• _Challenge_
Transcribe the entries exactly; images are not part of the copy.

Saved entries:
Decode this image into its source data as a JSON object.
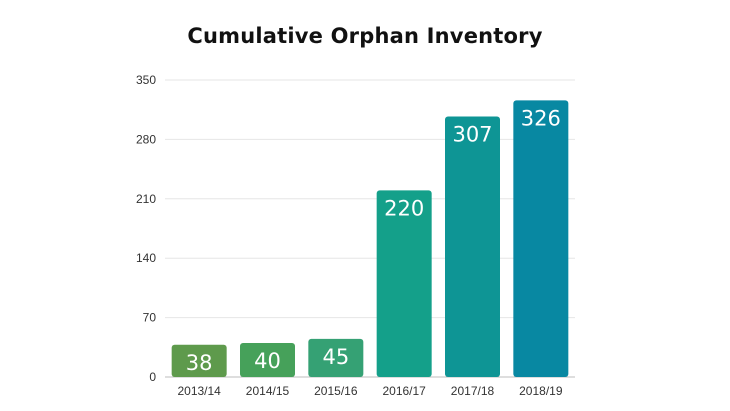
{
  "chart_data": {
    "type": "bar",
    "title": "Cumulative Orphan Inventory",
    "xlabel": "",
    "ylabel": "",
    "categories": [
      "2013/14",
      "2014/15",
      "2015/16",
      "2016/17",
      "2017/18",
      "2018/19"
    ],
    "values": [
      38,
      40,
      45,
      220,
      307,
      326
    ],
    "data_labels": [
      "38",
      "40",
      "45",
      "220",
      "307",
      "326"
    ],
    "ylim": [
      0,
      350
    ],
    "yticks": [
      0,
      70,
      140,
      210,
      280,
      350
    ],
    "ytick_labels": [
      "0",
      "70",
      "140",
      "210",
      "280",
      "350"
    ],
    "grid": true,
    "legend": "none",
    "bar_colors": [
      "#5e9a4c",
      "#46a15a",
      "#35a174",
      "#14a08a",
      "#0e9595",
      "#0888a2"
    ]
  }
}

• _Answer to this task_
Decode this image into its source data as a JSON object.
{
  "chart_data": {
    "type": "bar",
    "title": "Cumulative Orphan Inventory",
    "xlabel": "",
    "ylabel": "",
    "categories": [
      "2013/14",
      "2014/15",
      "2015/16",
      "2016/17",
      "2017/18",
      "2018/19"
    ],
    "values": [
      38,
      40,
      45,
      220,
      307,
      326
    ],
    "data_labels": [
      "38",
      "40",
      "45",
      "220",
      "307",
      "326"
    ],
    "ylim": [
      0,
      350
    ],
    "yticks": [
      0,
      70,
      140,
      210,
      280,
      350
    ],
    "ytick_labels": [
      "0",
      "70",
      "140",
      "210",
      "280",
      "350"
    ],
    "grid": true,
    "legend": "none",
    "bar_colors": [
      "#5e9a4c",
      "#46a15a",
      "#35a174",
      "#14a08a",
      "#0e9595",
      "#0888a2"
    ]
  }
}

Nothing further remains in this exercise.